BRIEF – Copy all lines below containing "First".

RECORD EXCERPTS –
- - - - -

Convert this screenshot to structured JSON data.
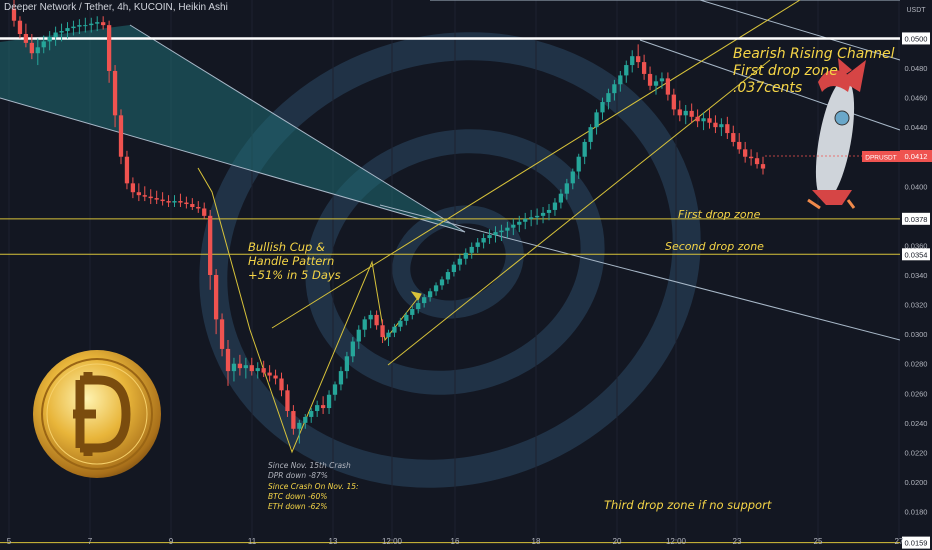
{
  "header": {
    "title": "Deeper Network / Tether, 4h, KUCOIN, Heikin Ashi"
  },
  "colors": {
    "background": "#131722",
    "up": "#26a69a",
    "down": "#ef5350",
    "annotation": "#f5d547",
    "axis_text": "#b2b5be",
    "level_line": "#d8c33a"
  },
  "chart_data": {
    "type": "candlestick",
    "symbol": "DPRUSDT",
    "yaxis_unit": "USDT",
    "ylim": [
      0.0154,
      0.0526
    ],
    "y_ticks": [
      "0.0500",
      "0.0480",
      "0.0460",
      "0.0440",
      "0.0420",
      "0.0400",
      "0.0380",
      "0.0360",
      "0.0340",
      "0.0320",
      "0.0300",
      "0.0280",
      "0.0260",
      "0.0240",
      "0.0220",
      "0.0200",
      "0.0180",
      "0.0160"
    ],
    "x_ticks": [
      "5",
      "7",
      "9",
      "11",
      "13",
      "12:00",
      "16",
      "18",
      "20",
      "12:00",
      "23",
      "25",
      "27"
    ],
    "highlighted_levels": [
      "0.0500",
      "0.0378",
      "0.0354",
      "0.0159"
    ],
    "last_price": "0.0412",
    "horizontal_levels": [
      0.05,
      0.0378,
      0.0354,
      0.0159
    ],
    "annotations": {
      "channel": [
        "Bearish Rising Channel",
        "First drop zone",
        ".037cents"
      ],
      "pattern": [
        "Bullish Cup &",
        "Handle Pattern",
        "+51% in 5 Days"
      ],
      "first_zone": "First drop zone",
      "second_zone": "Second drop zone",
      "third_zone": "Third drop zone if no support",
      "crash": [
        "Since Nov. 15th Crash",
        "DPR down -87%"
      ],
      "since": [
        "Since Crash On Nov. 15:",
        "BTC down -60%",
        "ETH down -62%"
      ]
    },
    "candles": [
      [
        0.052,
        0.0526,
        0.0508,
        0.0512
      ],
      [
        0.0512,
        0.0515,
        0.05,
        0.0503
      ],
      [
        0.0503,
        0.051,
        0.0494,
        0.0497
      ],
      [
        0.0497,
        0.0503,
        0.0486,
        0.049
      ],
      [
        0.049,
        0.05,
        0.0482,
        0.0494
      ],
      [
        0.0494,
        0.0502,
        0.049,
        0.0498
      ],
      [
        0.0498,
        0.0505,
        0.0492,
        0.0501
      ],
      [
        0.0501,
        0.0508,
        0.0495,
        0.0504
      ],
      [
        0.0504,
        0.051,
        0.0498,
        0.0505
      ],
      [
        0.0505,
        0.0511,
        0.05,
        0.0507
      ],
      [
        0.0507,
        0.0512,
        0.0502,
        0.0508
      ],
      [
        0.0508,
        0.0513,
        0.0503,
        0.0509
      ],
      [
        0.0509,
        0.0514,
        0.0504,
        0.0509
      ],
      [
        0.0509,
        0.0514,
        0.0504,
        0.051
      ],
      [
        0.051,
        0.0515,
        0.0505,
        0.0511
      ],
      [
        0.0511,
        0.0515,
        0.0506,
        0.0509
      ],
      [
        0.0509,
        0.0512,
        0.047,
        0.0478
      ],
      [
        0.0478,
        0.0482,
        0.044,
        0.0448
      ],
      [
        0.0448,
        0.0452,
        0.0415,
        0.042
      ],
      [
        0.042,
        0.0424,
        0.0398,
        0.0402
      ],
      [
        0.0402,
        0.0406,
        0.0392,
        0.0396
      ],
      [
        0.0396,
        0.0402,
        0.039,
        0.0394
      ],
      [
        0.0394,
        0.04,
        0.039,
        0.0393
      ],
      [
        0.0393,
        0.0398,
        0.0388,
        0.0392
      ],
      [
        0.0392,
        0.0397,
        0.0388,
        0.0391
      ],
      [
        0.0391,
        0.0396,
        0.0387,
        0.039
      ],
      [
        0.039,
        0.0394,
        0.0386,
        0.0389
      ],
      [
        0.0389,
        0.0394,
        0.0386,
        0.039
      ],
      [
        0.039,
        0.0395,
        0.0386,
        0.0389
      ],
      [
        0.0389,
        0.0393,
        0.0385,
        0.0388
      ],
      [
        0.0388,
        0.0392,
        0.0384,
        0.0386
      ],
      [
        0.0386,
        0.039,
        0.0382,
        0.0385
      ],
      [
        0.0385,
        0.0389,
        0.0378,
        0.038
      ],
      [
        0.038,
        0.0384,
        0.033,
        0.034
      ],
      [
        0.034,
        0.0344,
        0.03,
        0.031
      ],
      [
        0.031,
        0.0314,
        0.0285,
        0.029
      ],
      [
        0.029,
        0.0296,
        0.0265,
        0.0275
      ],
      [
        0.0275,
        0.0284,
        0.0268,
        0.028
      ],
      [
        0.028,
        0.0286,
        0.0272,
        0.0277
      ],
      [
        0.0277,
        0.0284,
        0.027,
        0.0279
      ],
      [
        0.0279,
        0.0284,
        0.0272,
        0.0275
      ],
      [
        0.0275,
        0.0281,
        0.027,
        0.0277
      ],
      [
        0.0277,
        0.0282,
        0.0271,
        0.0274
      ],
      [
        0.0274,
        0.0279,
        0.0268,
        0.0272
      ],
      [
        0.0272,
        0.0276,
        0.0266,
        0.027
      ],
      [
        0.027,
        0.0274,
        0.0258,
        0.0262
      ],
      [
        0.0262,
        0.0266,
        0.0244,
        0.0248
      ],
      [
        0.0248,
        0.0252,
        0.0232,
        0.0236
      ],
      [
        0.0236,
        0.0242,
        0.0226,
        0.024
      ],
      [
        0.024,
        0.0246,
        0.0236,
        0.0244
      ],
      [
        0.0244,
        0.025,
        0.024,
        0.0248
      ],
      [
        0.0248,
        0.0255,
        0.0244,
        0.0252
      ],
      [
        0.0252,
        0.0258,
        0.0246,
        0.025
      ],
      [
        0.025,
        0.0262,
        0.0246,
        0.0259
      ],
      [
        0.0259,
        0.0268,
        0.0255,
        0.0266
      ],
      [
        0.0266,
        0.0278,
        0.0262,
        0.0275
      ],
      [
        0.0275,
        0.0288,
        0.027,
        0.0285
      ],
      [
        0.0285,
        0.0298,
        0.0281,
        0.0295
      ],
      [
        0.0295,
        0.0306,
        0.029,
        0.0303
      ],
      [
        0.0303,
        0.0312,
        0.0298,
        0.031
      ],
      [
        0.031,
        0.0316,
        0.0304,
        0.0313
      ],
      [
        0.0313,
        0.0316,
        0.0303,
        0.0306
      ],
      [
        0.0306,
        0.031,
        0.0294,
        0.0298
      ],
      [
        0.0298,
        0.0303,
        0.0292,
        0.0301
      ],
      [
        0.0301,
        0.0307,
        0.0298,
        0.0305
      ],
      [
        0.0305,
        0.0311,
        0.0302,
        0.0309
      ],
      [
        0.0309,
        0.0315,
        0.0306,
        0.0313
      ],
      [
        0.0313,
        0.0319,
        0.031,
        0.0317
      ],
      [
        0.0317,
        0.0323,
        0.0314,
        0.0321
      ],
      [
        0.0321,
        0.0327,
        0.0318,
        0.0325
      ],
      [
        0.0325,
        0.0331,
        0.0322,
        0.0329
      ],
      [
        0.0329,
        0.0335,
        0.0326,
        0.0333
      ],
      [
        0.0333,
        0.0339,
        0.033,
        0.0337
      ],
      [
        0.0337,
        0.0344,
        0.0334,
        0.0342
      ],
      [
        0.0342,
        0.0349,
        0.0339,
        0.0347
      ],
      [
        0.0347,
        0.0354,
        0.0343,
        0.0351
      ],
      [
        0.0351,
        0.0358,
        0.0347,
        0.0355
      ],
      [
        0.0355,
        0.0362,
        0.0351,
        0.0359
      ],
      [
        0.0359,
        0.0365,
        0.0355,
        0.0362
      ],
      [
        0.0362,
        0.0368,
        0.0358,
        0.0365
      ],
      [
        0.0365,
        0.0371,
        0.0361,
        0.0367
      ],
      [
        0.0367,
        0.0373,
        0.0362,
        0.0369
      ],
      [
        0.0369,
        0.0374,
        0.0363,
        0.037
      ],
      [
        0.037,
        0.0376,
        0.0365,
        0.0372
      ],
      [
        0.0372,
        0.0378,
        0.0367,
        0.0374
      ],
      [
        0.0374,
        0.038,
        0.0369,
        0.0376
      ],
      [
        0.0376,
        0.0382,
        0.0371,
        0.0378
      ],
      [
        0.0378,
        0.0384,
        0.0373,
        0.0379
      ],
      [
        0.0379,
        0.0385,
        0.0374,
        0.038
      ],
      [
        0.038,
        0.0386,
        0.0375,
        0.0382
      ],
      [
        0.0382,
        0.0388,
        0.0377,
        0.0384
      ],
      [
        0.0384,
        0.0392,
        0.038,
        0.0389
      ],
      [
        0.0389,
        0.0398,
        0.0385,
        0.0395
      ],
      [
        0.0395,
        0.0405,
        0.0391,
        0.0402
      ],
      [
        0.0402,
        0.0412,
        0.0398,
        0.041
      ],
      [
        0.041,
        0.0422,
        0.0405,
        0.042
      ],
      [
        0.042,
        0.0432,
        0.0415,
        0.043
      ],
      [
        0.043,
        0.0442,
        0.0425,
        0.044
      ],
      [
        0.044,
        0.0452,
        0.0435,
        0.045
      ],
      [
        0.045,
        0.046,
        0.0445,
        0.0457
      ],
      [
        0.0457,
        0.0466,
        0.0452,
        0.0463
      ],
      [
        0.0463,
        0.0472,
        0.0458,
        0.0469
      ],
      [
        0.0469,
        0.0478,
        0.0464,
        0.0475
      ],
      [
        0.0475,
        0.0485,
        0.047,
        0.0482
      ],
      [
        0.0482,
        0.0492,
        0.0477,
        0.0488
      ],
      [
        0.0488,
        0.0496,
        0.048,
        0.0484
      ],
      [
        0.0484,
        0.0489,
        0.0472,
        0.0476
      ],
      [
        0.0476,
        0.0481,
        0.0465,
        0.0468
      ],
      [
        0.0468,
        0.0475,
        0.0462,
        0.0471
      ],
      [
        0.0471,
        0.0477,
        0.0466,
        0.0473
      ],
      [
        0.0473,
        0.0477,
        0.0458,
        0.0462
      ],
      [
        0.0462,
        0.0466,
        0.0448,
        0.0452
      ],
      [
        0.0452,
        0.0458,
        0.0444,
        0.0448
      ],
      [
        0.0448,
        0.0455,
        0.0442,
        0.0451
      ],
      [
        0.0451,
        0.0456,
        0.0443,
        0.0447
      ],
      [
        0.0447,
        0.0452,
        0.044,
        0.0444
      ],
      [
        0.0444,
        0.045,
        0.0438,
        0.0446
      ],
      [
        0.0446,
        0.0452,
        0.0439,
        0.0443
      ],
      [
        0.0443,
        0.0448,
        0.0436,
        0.044
      ],
      [
        0.044,
        0.0446,
        0.0434,
        0.0442
      ],
      [
        0.0442,
        0.0447,
        0.0432,
        0.0436
      ],
      [
        0.0436,
        0.0441,
        0.0427,
        0.043
      ],
      [
        0.043,
        0.0436,
        0.0422,
        0.0425
      ],
      [
        0.0425,
        0.043,
        0.0416,
        0.042
      ],
      [
        0.042,
        0.0425,
        0.0414,
        0.0419
      ],
      [
        0.0419,
        0.0423,
        0.0412,
        0.0415
      ],
      [
        0.0415,
        0.042,
        0.0408,
        0.0412
      ]
    ]
  }
}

- - - - -

COMPLETE RESPONSE –
        "First drop zone",
      "first_zone": "First drop zone",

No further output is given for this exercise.